• [Problem description] Print the listing below in its entirety, character for character.

• [Task material]

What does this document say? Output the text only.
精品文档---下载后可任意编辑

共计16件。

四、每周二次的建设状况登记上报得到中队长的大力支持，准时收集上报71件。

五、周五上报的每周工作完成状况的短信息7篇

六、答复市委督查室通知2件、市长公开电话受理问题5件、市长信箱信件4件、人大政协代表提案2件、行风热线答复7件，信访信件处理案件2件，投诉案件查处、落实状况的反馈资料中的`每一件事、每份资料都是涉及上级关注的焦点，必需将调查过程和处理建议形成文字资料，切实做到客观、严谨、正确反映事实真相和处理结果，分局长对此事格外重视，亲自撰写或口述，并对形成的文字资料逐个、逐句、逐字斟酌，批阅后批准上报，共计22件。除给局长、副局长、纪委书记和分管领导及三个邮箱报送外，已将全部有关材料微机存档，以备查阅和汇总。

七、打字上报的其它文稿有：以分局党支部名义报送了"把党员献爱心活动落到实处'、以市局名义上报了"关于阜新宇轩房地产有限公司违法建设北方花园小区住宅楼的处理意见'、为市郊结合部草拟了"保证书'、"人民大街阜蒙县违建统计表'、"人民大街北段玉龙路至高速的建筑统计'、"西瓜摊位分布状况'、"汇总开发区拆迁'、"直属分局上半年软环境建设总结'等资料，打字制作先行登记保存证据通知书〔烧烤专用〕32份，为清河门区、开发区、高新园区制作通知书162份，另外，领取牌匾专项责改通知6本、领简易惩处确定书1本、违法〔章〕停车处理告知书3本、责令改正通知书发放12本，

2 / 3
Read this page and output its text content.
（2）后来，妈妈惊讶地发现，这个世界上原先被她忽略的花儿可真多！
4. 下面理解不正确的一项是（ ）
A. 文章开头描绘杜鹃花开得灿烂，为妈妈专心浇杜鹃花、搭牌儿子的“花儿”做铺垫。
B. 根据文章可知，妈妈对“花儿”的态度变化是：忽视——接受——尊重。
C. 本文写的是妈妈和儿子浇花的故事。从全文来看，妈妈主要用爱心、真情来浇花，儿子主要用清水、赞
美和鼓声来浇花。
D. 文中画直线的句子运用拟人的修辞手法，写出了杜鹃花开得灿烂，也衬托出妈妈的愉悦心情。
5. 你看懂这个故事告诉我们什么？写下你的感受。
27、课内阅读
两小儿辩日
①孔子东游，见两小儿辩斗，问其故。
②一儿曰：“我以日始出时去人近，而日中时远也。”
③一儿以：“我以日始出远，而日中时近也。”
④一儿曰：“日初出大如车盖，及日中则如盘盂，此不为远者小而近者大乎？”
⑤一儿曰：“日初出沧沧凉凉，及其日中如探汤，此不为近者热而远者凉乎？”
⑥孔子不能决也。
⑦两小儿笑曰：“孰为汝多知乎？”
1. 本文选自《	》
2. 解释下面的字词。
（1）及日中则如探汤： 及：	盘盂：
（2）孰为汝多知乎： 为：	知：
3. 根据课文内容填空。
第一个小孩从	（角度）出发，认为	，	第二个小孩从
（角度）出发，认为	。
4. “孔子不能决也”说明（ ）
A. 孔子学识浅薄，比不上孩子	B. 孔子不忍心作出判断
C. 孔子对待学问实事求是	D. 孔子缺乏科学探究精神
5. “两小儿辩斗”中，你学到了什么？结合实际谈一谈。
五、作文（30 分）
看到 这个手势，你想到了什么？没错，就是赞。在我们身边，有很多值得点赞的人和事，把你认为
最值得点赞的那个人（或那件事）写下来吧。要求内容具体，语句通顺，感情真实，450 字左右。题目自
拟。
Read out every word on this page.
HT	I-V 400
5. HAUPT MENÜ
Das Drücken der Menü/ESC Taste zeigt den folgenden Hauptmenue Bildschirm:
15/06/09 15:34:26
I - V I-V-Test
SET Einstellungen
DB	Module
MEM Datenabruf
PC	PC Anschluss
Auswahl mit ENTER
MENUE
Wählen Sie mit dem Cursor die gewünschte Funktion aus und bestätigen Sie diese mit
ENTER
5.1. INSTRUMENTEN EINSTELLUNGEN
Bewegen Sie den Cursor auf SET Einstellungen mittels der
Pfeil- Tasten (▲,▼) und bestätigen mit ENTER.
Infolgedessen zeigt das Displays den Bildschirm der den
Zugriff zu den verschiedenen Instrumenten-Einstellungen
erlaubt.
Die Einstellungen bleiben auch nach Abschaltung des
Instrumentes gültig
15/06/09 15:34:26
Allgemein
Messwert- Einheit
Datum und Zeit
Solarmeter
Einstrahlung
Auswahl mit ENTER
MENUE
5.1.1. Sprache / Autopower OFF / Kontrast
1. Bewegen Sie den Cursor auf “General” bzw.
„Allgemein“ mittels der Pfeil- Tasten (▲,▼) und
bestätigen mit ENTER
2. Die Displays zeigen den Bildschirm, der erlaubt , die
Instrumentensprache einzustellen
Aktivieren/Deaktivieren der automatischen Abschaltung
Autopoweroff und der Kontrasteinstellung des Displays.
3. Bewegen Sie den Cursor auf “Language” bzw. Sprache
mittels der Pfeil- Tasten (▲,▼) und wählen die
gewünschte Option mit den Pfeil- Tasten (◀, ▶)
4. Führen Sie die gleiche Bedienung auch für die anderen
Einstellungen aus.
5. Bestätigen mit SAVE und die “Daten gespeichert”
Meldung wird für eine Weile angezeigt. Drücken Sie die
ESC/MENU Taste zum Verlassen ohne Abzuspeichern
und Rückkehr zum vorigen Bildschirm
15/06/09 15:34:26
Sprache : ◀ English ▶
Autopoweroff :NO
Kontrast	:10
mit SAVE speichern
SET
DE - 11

• [Completed task]
What does this document say? Output the text only.
精品文档---下载后可任意编辑

共计16件。

四、每周二次的建设状况登记上报得到中队长的大力支持，准时收集上报71件。

五、周五上报的每周工作完成状况的短信息7篇

六、答复市委督查室通知2件、市长公开电话受理问题5件、市长信箱信件4件、人大政协代表提案2件、行风热线答复7件，信访信件处理案件2件，投诉案件查处、落实状况的反馈资料中的`每一件事、每份资料都是涉及上级关注的焦点，必需将调查过程和处理建议形成文字资料，切实做到客观、严谨、正确反映事实真相和处理结果，分局长对此事格外重视，亲自撰写或口述，并对形成的文字资料逐个、逐句、逐字斟酌，批阅后批准上报，共计22件。除给局长、副局长、纪委书记和分管领导及三个邮箱报送外，已将全部有关材料微机存档，以备查阅和汇总。

七、打字上报的其它文稿有：以分局党支部名义报送了"把党员献爱心活动落到实处'、以市局名义上报了"关于阜新宇轩房地产有限公司违法建设北方花园小区住宅楼的处理意见'、为市郊结合部草拟了"保证书'、"人民大街阜蒙县违建统计表'、"人民大街北段玉龙路至高速的建筑统计'、"西瓜摊位分布状况'、"汇总开发区拆迁'、"直属分局上半年软环境建设总结'等资料，打字制作先行登记保存证据通知书〔烧烤专用〕32份，为清河门区、开发区、高新园区制作通知书162份，另外，领取牌匾专项责改通知6本、领简易惩处确定书1本、违法〔章〕停车处理告知书3本、责令改正通知书发放12本，

2 / 3
Read this page and output its text content.
（2）后来，妈妈惊讶地发现，这个世界上原先被她忽略的花儿可真多！
4. 下面理解不正确的一项是（ ）
A. 文章开头描绘杜鹃花开得灿烂，为妈妈专心浇杜鹃花、搭牌儿子的“花儿”做铺垫。
B. 根据文章可知，妈妈对“花儿”的态度变化是：忽视——接受——尊重。
C. 本文写的是妈妈和儿子浇花的故事。从全文来看，妈妈主要用爱心、真情来浇花，儿子主要用清水、赞
美和鼓声来浇花。
D. 文中画直线的句子运用拟人的修辞手法，写出了杜鹃花开得灿烂，也衬托出妈妈的愉悦心情。
5. 你看懂这个故事告诉我们什么？写下你的感受。
27、课内阅读
两小儿辩日
①孔子东游，见两小儿辩斗，问其故。
②一儿曰：“我以日始出时去人近，而日中时远也。”
③一儿以：“我以日始出远，而日中时近也。”
④一儿曰：“日初出大如车盖，及日中则如盘盂，此不为远者小而近者大乎？”
⑤一儿曰：“日初出沧沧凉凉，及其日中如探汤，此不为近者热而远者凉乎？”
⑥孔子不能决也。
⑦两小儿笑曰：“孰为汝多知乎？”
1. 本文选自《	》
2. 解释下面的字词。
（1）及日中则如探汤： 及：	盘盂：
（2）孰为汝多知乎： 为：	知：
3. 根据课文内容填空。
第一个小孩从	（角度）出发，认为	，	第二个小孩从
（角度）出发，认为	。
4. “孔子不能决也”说明（ ）
A. 孔子学识浅薄，比不上孩子	B. 孔子不忍心作出判断
C. 孔子对待学问实事求是	D. 孔子缺乏科学探究精神
5. “两小儿辩斗”中，你学到了什么？结合实际谈一谈。
五、作文（30 分）
看到 这个手势，你想到了什么？没错，就是赞。在我们身边，有很多值得点赞的人和事，把你认为
最值得点赞的那个人（或那件事）写下来吧。要求内容具体，语句通顺，感情真实，450 字左右。题目自
拟。
Read out every word on this page.
HT	I-V 400
5. HAUPT MENÜ
Das Drücken der Menü/ESC Taste zeigt den folgenden Hauptmenue Bildschirm:
15/06/09 15:34:26
I - V I-V-Test
SET Einstellungen
DB	Module
MEM Datenabruf
PC	PC Anschluss
Auswahl mit ENTER
MENUE
Wählen Sie mit dem Cursor die gewünschte Funktion aus und bestätigen Sie diese mit
ENTER
5.1. INSTRUMENTEN EINSTELLUNGEN
Bewegen Sie den Cursor auf SET Einstellungen mittels der
Pfeil- Tasten (▲,▼) und bestätigen mit ENTER.
Infolgedessen zeigt das Displays den Bildschirm der den
Zugriff zu den verschiedenen Instrumenten-Einstellungen
erlaubt.
Die Einstellungen bleiben auch nach Abschaltung des
Instrumentes gültig
15/06/09 15:34:26
Allgemein
Messwert- Einheit
Datum und Zeit
Solarmeter
Einstrahlung
Auswahl mit ENTER
MENUE
5.1.1. Sprache / Autopower OFF / Kontrast
1. Bewegen Sie den Cursor auf “General” bzw.
„Allgemein“ mittels der Pfeil- Tasten (▲,▼) und
bestätigen mit ENTER
2. Die Displays zeigen den Bildschirm, der erlaubt , die
Instrumentensprache einzustellen
Aktivieren/Deaktivieren der automatischen Abschaltung
Autopoweroff und der Kontrasteinstellung des Displays.
3. Bewegen Sie den Cursor auf “Language” bzw. Sprache
mittels der Pfeil- Tasten (▲,▼) und wählen die
gewünschte Option mit den Pfeil- Tasten (◀, ▶)
4. Führen Sie die gleiche Bedienung auch für die anderen
Einstellungen aus.
5. Bestätigen mit SAVE und die “Daten gespeichert”
Meldung wird für eine Weile angezeigt. Drücken Sie die
ESC/MENU Taste zum Verlassen ohne Abzuspeichern
und Rückkehr zum vorigen Bildschirm
15/06/09 15:34:26
Sprache : ◀ English ▶
Autopoweroff :NO
Kontrast	:10
mit SAVE speichern
SET
DE - 11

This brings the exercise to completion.